==== STORED ROWS

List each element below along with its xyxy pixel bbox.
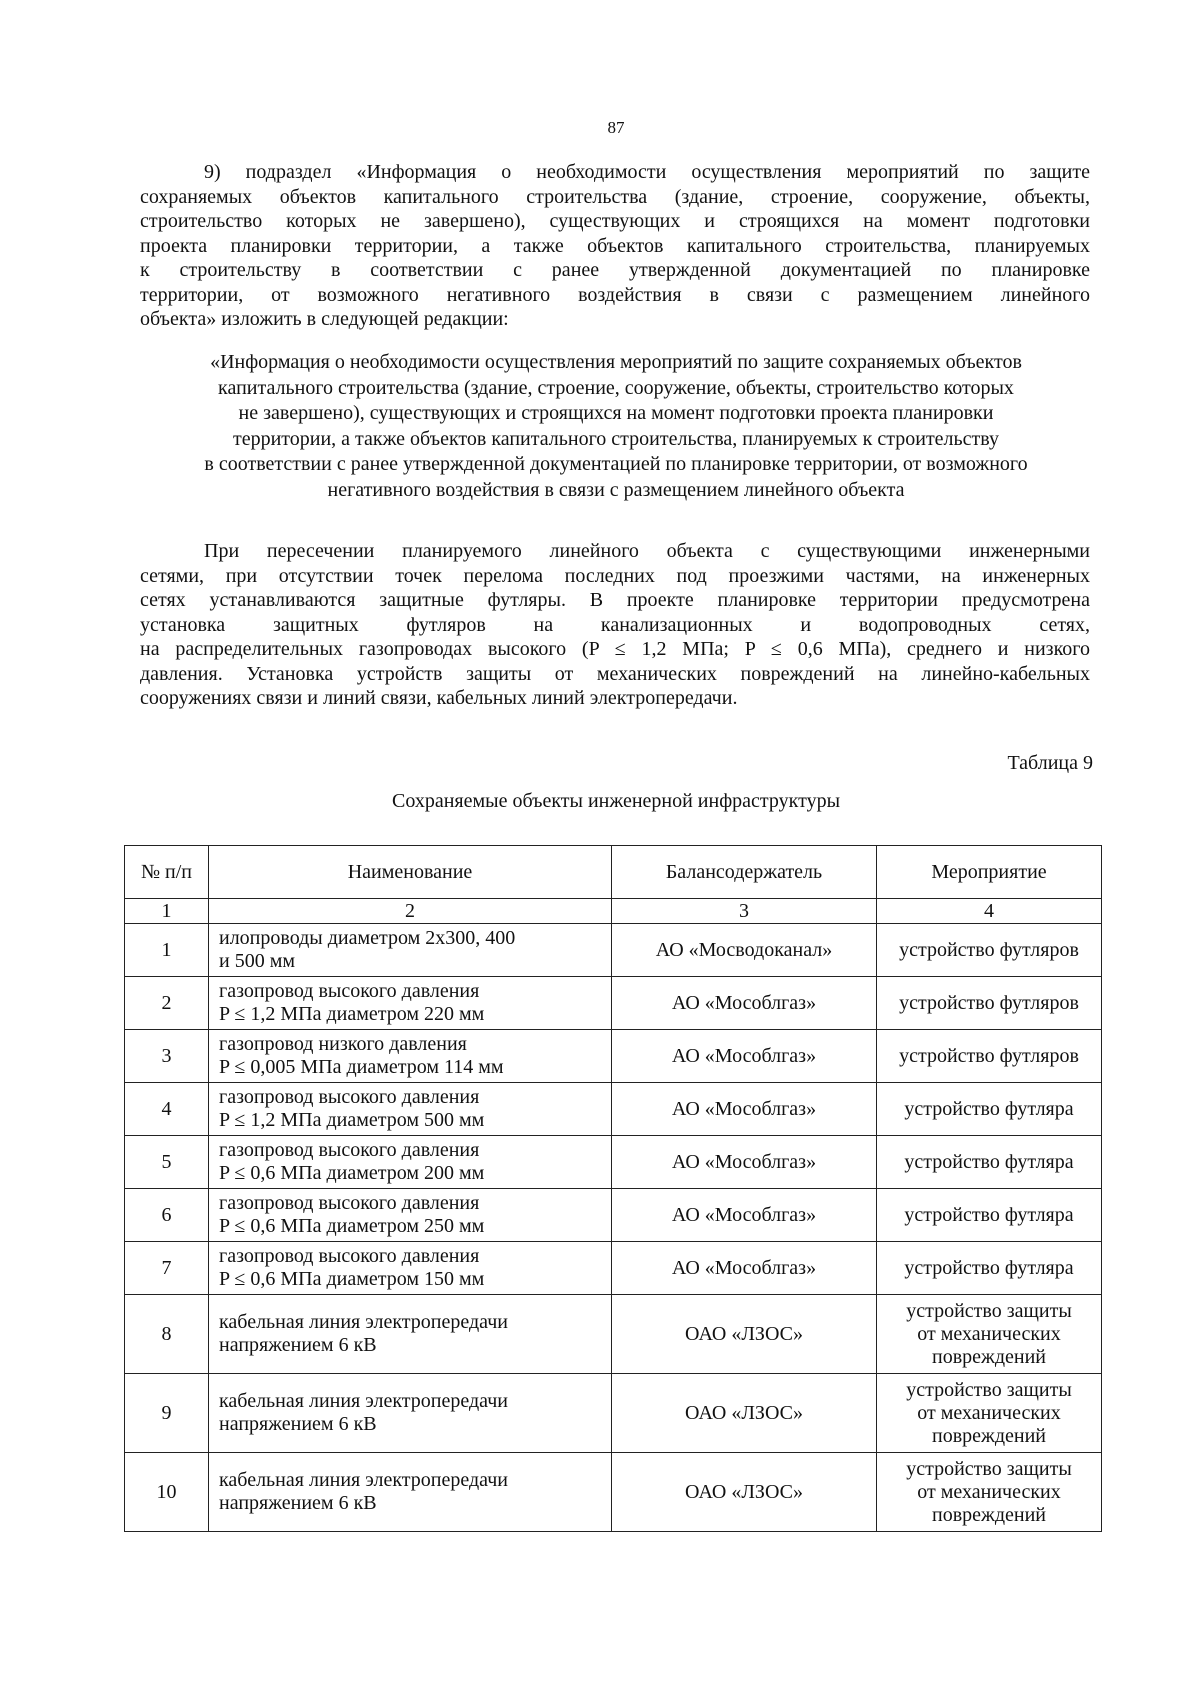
header-owner: Балансодержатель bbox=[612, 846, 877, 899]
heading-line: капитального строительства (здание, строение, сооружение, объекты, строительство которых bbox=[218, 376, 1014, 399]
table-header-row bbox=[125, 846, 1102, 899]
page-number: 87 bbox=[607, 118, 625, 137]
table-row bbox=[125, 1242, 1102, 1295]
balance-holder: АО «Мособлгаз» bbox=[612, 977, 877, 1030]
row-number: 10 bbox=[125, 1453, 209, 1532]
object-name bbox=[209, 1295, 612, 1374]
heading-line: территории, а также объектов капитального строительства, планируемых к строительству bbox=[232, 427, 1000, 450]
protection-measure-line: устройство футляра bbox=[904, 1150, 1074, 1173]
body-line: сетями, при отсутствии точек перелома последних под проезжими частями, на инженерных bbox=[140, 564, 1090, 587]
protection-measure bbox=[877, 1295, 1102, 1374]
object-name bbox=[209, 924, 612, 977]
body-line: сетях устанавливаются защитные футляры. В проекте планировке территории предусмотрена bbox=[140, 589, 1090, 611]
table-title: Сохраняемые объекты инженерной инфраструктуры bbox=[391, 790, 841, 812]
table-row bbox=[125, 1083, 1102, 1136]
object-name-line: P ≤ 1,2 МПа диаметром 220 мм bbox=[219, 1003, 485, 1025]
protection-measure-line: повреждений bbox=[931, 1503, 1046, 1526]
balance-holder: ОАО «ЛЗОС» bbox=[612, 1374, 877, 1453]
protection-measure bbox=[877, 1030, 1102, 1083]
row-number: 8 bbox=[125, 1295, 209, 1374]
object-name bbox=[209, 977, 612, 1030]
protection-measure bbox=[877, 1242, 1102, 1295]
object-name bbox=[209, 1083, 612, 1136]
table-row bbox=[125, 1030, 1102, 1083]
heading-line: не завершено), существующих и строящихся на момент подготовки проекта планировки bbox=[238, 402, 994, 424]
object-name-line: P ≤ 0,6 МПа диаметром 150 мм bbox=[219, 1268, 485, 1290]
protection-measure-line: устройство защиты bbox=[906, 1378, 1072, 1401]
intro-line: проекта планировки территории, а также объектов капитального строительства, планируемых bbox=[140, 234, 1090, 257]
intro-line: территории, от возможного негативного воздействия в связи с размещением линейного bbox=[140, 283, 1090, 306]
object-name-line: газопровод высокого давления bbox=[219, 980, 480, 1002]
table-row bbox=[125, 1453, 1102, 1532]
protection-measure bbox=[877, 1374, 1102, 1453]
intro-line: 9) подраздел «Информация о необходимости осуществления мероприятий по защите bbox=[204, 161, 1090, 183]
balance-holder: АО «Мособлгаз» bbox=[612, 1136, 877, 1189]
balance-holder: АО «Мосводоканал» bbox=[612, 924, 877, 977]
object-name-line: напряжением 6 кВ bbox=[219, 1492, 377, 1514]
balance-holder: АО «Мособлгаз» bbox=[612, 1083, 877, 1136]
protection-measure-line: от механических bbox=[917, 1480, 1061, 1503]
object-name-line: и 500 мм bbox=[219, 950, 296, 972]
intro-line: сохраняемых объектов капитального строительства (здание, строение, сооружение, объекты, bbox=[140, 185, 1090, 208]
protection-measure bbox=[877, 1136, 1102, 1189]
intro-line: объекта» изложить в следующей редакции: bbox=[140, 308, 509, 330]
object-name-line: P ≤ 0,6 МПа диаметром 250 мм bbox=[219, 1215, 485, 1237]
protection-measure-line: устройство футляра bbox=[904, 1097, 1074, 1120]
body-line: давления. Установка устройств защиты от механических повреждений на линейно-кабельных bbox=[140, 662, 1090, 685]
protection-measure bbox=[877, 1083, 1102, 1136]
column-number-row bbox=[125, 899, 1102, 924]
protection-measure bbox=[877, 977, 1102, 1030]
header-action: Мероприятие bbox=[877, 846, 1102, 899]
object-name-line: напряжением 6 кВ bbox=[219, 1334, 377, 1356]
table-row bbox=[125, 924, 1102, 977]
header-name: Наименование bbox=[209, 846, 612, 899]
heading-line: «Информация о необходимости осуществления мероприятий по защите сохраняемых объектов bbox=[210, 351, 1022, 373]
protection-measure-line: устройство футляра bbox=[904, 1203, 1074, 1226]
row-number: 3 bbox=[125, 1030, 209, 1083]
protection-measure-line: устройство футляра bbox=[904, 1256, 1074, 1279]
object-name-line: кабельная линия электропередачи bbox=[219, 1390, 508, 1412]
object-name-line: газопровод высокого давления bbox=[219, 1139, 480, 1161]
object-name bbox=[209, 1189, 612, 1242]
object-name-line: газопровод высокого давления bbox=[219, 1086, 480, 1108]
objects-table bbox=[124, 845, 1102, 1532]
body-line: сооружениях связи и линий связи, кабельных линий электропередачи. bbox=[140, 687, 738, 709]
object-name-line: газопровод высокого давления bbox=[219, 1245, 480, 1267]
balance-holder: АО «Мособлгаз» bbox=[612, 1242, 877, 1295]
heading-line: в соответствии с ранее утвержденной документацией по планировке территории, от возможного bbox=[204, 453, 1028, 475]
row-number: 2 bbox=[125, 977, 209, 1030]
table-row bbox=[125, 1136, 1102, 1189]
protection-measure bbox=[877, 924, 1102, 977]
row-number: 4 bbox=[125, 1083, 209, 1136]
protection-measure-line: устройство защиты bbox=[906, 1457, 1072, 1480]
protection-measure-line: устройство футляров bbox=[899, 938, 1079, 961]
protection-measure-line: устройство футляров bbox=[899, 1044, 1079, 1067]
balance-holder: ОАО «ЛЗОС» bbox=[612, 1295, 877, 1374]
object-name bbox=[209, 1030, 612, 1083]
table-body bbox=[125, 899, 1102, 1532]
row-number: 5 bbox=[125, 1136, 209, 1189]
object-name-line: напряжением 6 кВ bbox=[219, 1413, 377, 1435]
column-number: 3 bbox=[612, 899, 877, 924]
section-heading bbox=[132, 350, 1100, 503]
column-number: 4 bbox=[877, 899, 1102, 924]
object-name-line: газопровод высокого давления bbox=[219, 1192, 480, 1214]
intro-line: строительство которых не завершено), существующих и строящихся на момент подготовки bbox=[140, 210, 1090, 232]
body-line: на распределительных газопроводах высокого (P ≤ 1,2 МПа; P ≤ 0,6 МПа), среднего и низкого bbox=[140, 638, 1090, 660]
column-number: 1 bbox=[125, 899, 209, 924]
intro-paragraph bbox=[140, 160, 1090, 332]
table-label: Таблица 9 bbox=[1007, 752, 1093, 774]
object-name-line: P ≤ 0,6 МПа диаметром 200 мм bbox=[219, 1162, 485, 1184]
object-name bbox=[209, 1242, 612, 1295]
balance-holder: АО «Мособлгаз» bbox=[612, 1030, 877, 1083]
object-name bbox=[209, 1374, 612, 1453]
header-number: № п/п bbox=[125, 846, 209, 899]
protection-measure-line: от механических bbox=[917, 1401, 1061, 1424]
table-row bbox=[125, 1189, 1102, 1242]
protection-measure-line: от механических bbox=[917, 1322, 1061, 1345]
intro-line: к строительству в соответствии с ранее утвержденной документацией по планировке bbox=[140, 259, 1090, 281]
object-name-line: кабельная линия электропередачи bbox=[219, 1469, 508, 1491]
object-name bbox=[209, 1136, 612, 1189]
object-name-line: илопроводы диаметром 2х300, 400 bbox=[219, 927, 516, 949]
object-name-line: кабельная линия электропередачи bbox=[219, 1311, 508, 1333]
balance-holder: АО «Мособлгаз» bbox=[612, 1189, 877, 1242]
object-name-line: P ≤ 0,005 МПа диаметром 114 мм bbox=[219, 1056, 504, 1078]
protection-measure bbox=[877, 1453, 1102, 1532]
row-number: 1 bbox=[125, 924, 209, 977]
object-name bbox=[209, 1453, 612, 1532]
row-number: 9 bbox=[125, 1374, 209, 1453]
body-line: При пересечении планируемого линейного объекта с существующими инженерными bbox=[204, 540, 1090, 562]
protection-measure-line: повреждений bbox=[931, 1345, 1046, 1368]
heading-line: негативного воздействия в связи с размещением линейного объекта bbox=[327, 478, 905, 501]
balance-holder: ОАО «ЛЗОС» bbox=[612, 1453, 877, 1532]
protection-measure-line: устройство защиты bbox=[906, 1299, 1072, 1322]
column-number: 2 bbox=[209, 899, 612, 924]
row-number: 6 bbox=[125, 1189, 209, 1242]
object-name-line: P ≤ 1,2 МПа диаметром 500 мм bbox=[219, 1109, 485, 1131]
protection-measure bbox=[877, 1189, 1102, 1242]
row-number: 7 bbox=[125, 1242, 209, 1295]
protection-measure-line: устройство футляров bbox=[899, 991, 1079, 1014]
protection-measure-line: повреждений bbox=[931, 1424, 1046, 1447]
body-paragraph bbox=[140, 539, 1090, 711]
object-name-line: газопровод низкого давления bbox=[219, 1033, 467, 1055]
body-line: установка защитных футляров на канализационных и водопроводных сетях, bbox=[140, 613, 1090, 636]
table-row bbox=[125, 1295, 1102, 1374]
table-row bbox=[125, 977, 1102, 1030]
table-row bbox=[125, 1374, 1102, 1453]
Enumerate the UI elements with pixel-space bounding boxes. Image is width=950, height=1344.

========

• **THE TASK**: Rewrite everything from the line containing "header-owner: Балансодержатель bbox=[612, 846, 877, 899]" down to the line containing "page-number: 87 bbox=[607, 118, 625, 137]", switching "Балансодержатель" to "Владелец" and leaving the rest of those lines unchanged.

• **EXERCISE SOLUTION**:
header-owner: Владелец bbox=[612, 846, 877, 899]
heading-line: капитального строительства (здание, строение, сооружение, объекты, строительство которых bbox=[218, 376, 1014, 399]
table-header-row bbox=[125, 846, 1102, 899]
page-number: 87 bbox=[607, 118, 625, 137]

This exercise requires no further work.